• _WHAT THE EXERCISE ASKS_: Word for word, repeat the lines of the records from the one containing "Decode this image" through the last line, both included.

● ● ● ●

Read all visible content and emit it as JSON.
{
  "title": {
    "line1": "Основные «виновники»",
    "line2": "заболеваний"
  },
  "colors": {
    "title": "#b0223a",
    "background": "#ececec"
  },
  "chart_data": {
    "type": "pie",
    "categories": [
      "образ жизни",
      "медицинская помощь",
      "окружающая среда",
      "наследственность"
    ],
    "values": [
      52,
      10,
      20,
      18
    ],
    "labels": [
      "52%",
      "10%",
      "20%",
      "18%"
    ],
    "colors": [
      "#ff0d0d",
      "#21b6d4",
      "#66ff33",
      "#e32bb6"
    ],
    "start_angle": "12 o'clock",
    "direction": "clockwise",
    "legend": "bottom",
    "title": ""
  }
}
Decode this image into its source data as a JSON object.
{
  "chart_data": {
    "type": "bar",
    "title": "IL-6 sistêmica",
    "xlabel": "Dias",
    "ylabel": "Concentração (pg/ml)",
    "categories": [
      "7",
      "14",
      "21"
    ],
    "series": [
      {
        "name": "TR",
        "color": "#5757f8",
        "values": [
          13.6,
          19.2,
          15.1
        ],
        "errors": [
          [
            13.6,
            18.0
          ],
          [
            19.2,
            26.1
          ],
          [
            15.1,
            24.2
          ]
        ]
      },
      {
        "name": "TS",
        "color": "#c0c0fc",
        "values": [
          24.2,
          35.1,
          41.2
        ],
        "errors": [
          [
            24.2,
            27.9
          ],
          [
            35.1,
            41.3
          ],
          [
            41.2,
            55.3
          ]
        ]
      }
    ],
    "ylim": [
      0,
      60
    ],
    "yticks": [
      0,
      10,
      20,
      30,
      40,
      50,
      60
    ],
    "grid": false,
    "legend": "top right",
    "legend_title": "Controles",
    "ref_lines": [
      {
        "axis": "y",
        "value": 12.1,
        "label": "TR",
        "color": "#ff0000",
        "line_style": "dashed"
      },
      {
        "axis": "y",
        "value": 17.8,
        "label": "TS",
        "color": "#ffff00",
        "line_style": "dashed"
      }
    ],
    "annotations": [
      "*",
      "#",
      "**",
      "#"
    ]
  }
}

● ● ● ●

• _FINISHED ANSWER_:
Decode this image into its source data as a JSON object.
{
  "chart_data": {
    "type": "bar",
    "title": "IL-6 sistêmica",
    "xlabel": "Dias",
    "ylabel": "Concentração (pg/ml)",
    "categories": [
      "7",
      "14",
      "21"
    ],
    "series": [
      {
        "name": "TR",
        "color": "#5757f8",
        "values": [
          13.6,
          19.2,
          15.1
        ],
        "errors": [
          [
            13.6,
            18.0
          ],
          [
            19.2,
            26.1
          ],
          [
            15.1,
            24.2
          ]
        ]
      },
      {
        "name": "TS",
        "color": "#c0c0fc",
        "values": [
          24.2,
          35.1,
          41.2
        ],
        "errors": [
          [
            24.2,
            27.9
          ],
          [
            35.1,
            41.3
          ],
          [
            41.2,
            55.3
          ]
        ]
      }
    ],
    "ylim": [
      0,
      60
    ],
    "yticks": [
      0,
      10,
      20,
      30,
      40,
      50,
      60
    ],
    "grid": false,
    "legend": "top right",
    "legend_title": "Controles",
    "ref_lines": [
      {
        "axis": "y",
        "value": 12.1,
        "label": "TR",
        "color": "#ff0000",
        "line_style": "dashed"
      },
      {
        "axis": "y",
        "value": 17.8,
        "label": "TS",
        "color": "#ffff00",
        "line_style": "dashed"
      }
    ],
    "annotations": [
      "*",
      "#",
      "**",
      "#"
    ]
  }
}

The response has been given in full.